**GOAL:** Every line must be returned precisely as it is written.

Stored records
>> BEGIN
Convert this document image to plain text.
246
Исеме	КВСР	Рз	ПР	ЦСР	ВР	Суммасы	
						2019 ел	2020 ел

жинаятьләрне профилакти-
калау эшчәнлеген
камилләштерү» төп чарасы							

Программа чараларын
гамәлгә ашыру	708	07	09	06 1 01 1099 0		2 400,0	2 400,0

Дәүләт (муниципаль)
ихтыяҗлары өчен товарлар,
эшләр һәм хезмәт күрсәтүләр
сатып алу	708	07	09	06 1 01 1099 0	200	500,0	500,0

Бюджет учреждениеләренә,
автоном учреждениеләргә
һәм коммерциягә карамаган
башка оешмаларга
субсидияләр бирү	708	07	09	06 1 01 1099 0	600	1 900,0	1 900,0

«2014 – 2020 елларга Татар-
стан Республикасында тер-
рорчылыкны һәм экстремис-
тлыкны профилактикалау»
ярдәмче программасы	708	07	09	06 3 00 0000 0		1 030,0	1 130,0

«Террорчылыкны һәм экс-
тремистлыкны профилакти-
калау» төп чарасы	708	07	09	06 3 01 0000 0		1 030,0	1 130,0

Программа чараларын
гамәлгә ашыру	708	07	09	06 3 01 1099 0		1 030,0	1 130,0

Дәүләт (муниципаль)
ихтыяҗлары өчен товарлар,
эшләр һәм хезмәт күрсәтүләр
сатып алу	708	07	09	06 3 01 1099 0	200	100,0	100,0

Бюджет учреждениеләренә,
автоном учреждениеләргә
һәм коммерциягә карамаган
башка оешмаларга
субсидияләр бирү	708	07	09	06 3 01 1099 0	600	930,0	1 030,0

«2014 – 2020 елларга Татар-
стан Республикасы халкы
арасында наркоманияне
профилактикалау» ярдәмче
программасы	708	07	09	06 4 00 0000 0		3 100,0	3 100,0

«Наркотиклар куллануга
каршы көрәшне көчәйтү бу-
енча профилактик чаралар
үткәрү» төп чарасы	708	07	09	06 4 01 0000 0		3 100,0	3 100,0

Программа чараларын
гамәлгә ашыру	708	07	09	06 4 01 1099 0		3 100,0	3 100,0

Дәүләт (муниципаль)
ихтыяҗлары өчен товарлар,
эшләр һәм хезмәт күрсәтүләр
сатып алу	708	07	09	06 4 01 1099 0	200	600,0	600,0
>> END
**SOLUTION FOR THIS TASK:**
Convert this document image to plain text.
246
Исеме	КВСР	Рз	ПР	ЦСР	ВР	Суммасы	
						2019 ел	2020 ел

жинаятьләрне профилакти-
калау эшчәнлеген
камилләштерү» төп чарасы							

Программа чараларын
гамәлгә ашыру	708	07	09	06 1 01 1099 0		2 400,0	2 400,0

Дәүләт (муниципаль)
ихтыяҗлары өчен товарлар,
эшләр һәм хезмәт күрсәтүләр
сатып алу	708	07	09	06 1 01 1099 0	200	500,0	500,0

Бюджет учреждениеләренә,
автоном учреждениеләргә
һәм коммерциягә карамаган
башка оешмаларга
субсидияләр бирү	708	07	09	06 1 01 1099 0	600	1 900,0	1 900,0

«2014 – 2020 елларга Татар-
стан Республикасында тер-
рорчылыкны һәм экстремис-
тлыкны профилактикалау»
ярдәмче программасы	708	07	09	06 3 00 0000 0		1 030,0	1 130,0

«Террорчылыкны һәм экс-
тремистлыкны профилакти-
калау» төп чарасы	708	07	09	06 3 01 0000 0		1 030,0	1 130,0

Программа чараларын
гамәлгә ашыру	708	07	09	06 3 01 1099 0		1 030,0	1 130,0

Дәүләт (муниципаль)
ихтыяҗлары өчен товарлар,
эшләр һәм хезмәт күрсәтүләр
сатып алу	708	07	09	06 3 01 1099 0	200	100,0	100,0

Бюджет учреждениеләренә,
автоном учреждениеләргә
һәм коммерциягә карамаган
башка оешмаларга
субсидияләр бирү	708	07	09	06 3 01 1099 0	600	930,0	1 030,0

«2014 – 2020 елларга Татар-
стан Республикасы халкы
арасында наркоманияне
профилактикалау» ярдәмче
программасы	708	07	09	06 4 00 0000 0		3 100,0	3 100,0

«Наркотиклар куллануга
каршы көрәшне көчәйтү бу-
енча профилактик чаралар
үткәрү» төп чарасы	708	07	09	06 4 01 0000 0		3 100,0	3 100,0

Программа чараларын
гамәлгә ашыру	708	07	09	06 4 01 1099 0		3 100,0	3 100,0

Дәүләт (муниципаль)
ихтыяҗлары өчен товарлар,
эшләр һәм хезмәт күрсәтүләр
сатып алу	708	07	09	06 4 01 1099 0	200	600,0	600,0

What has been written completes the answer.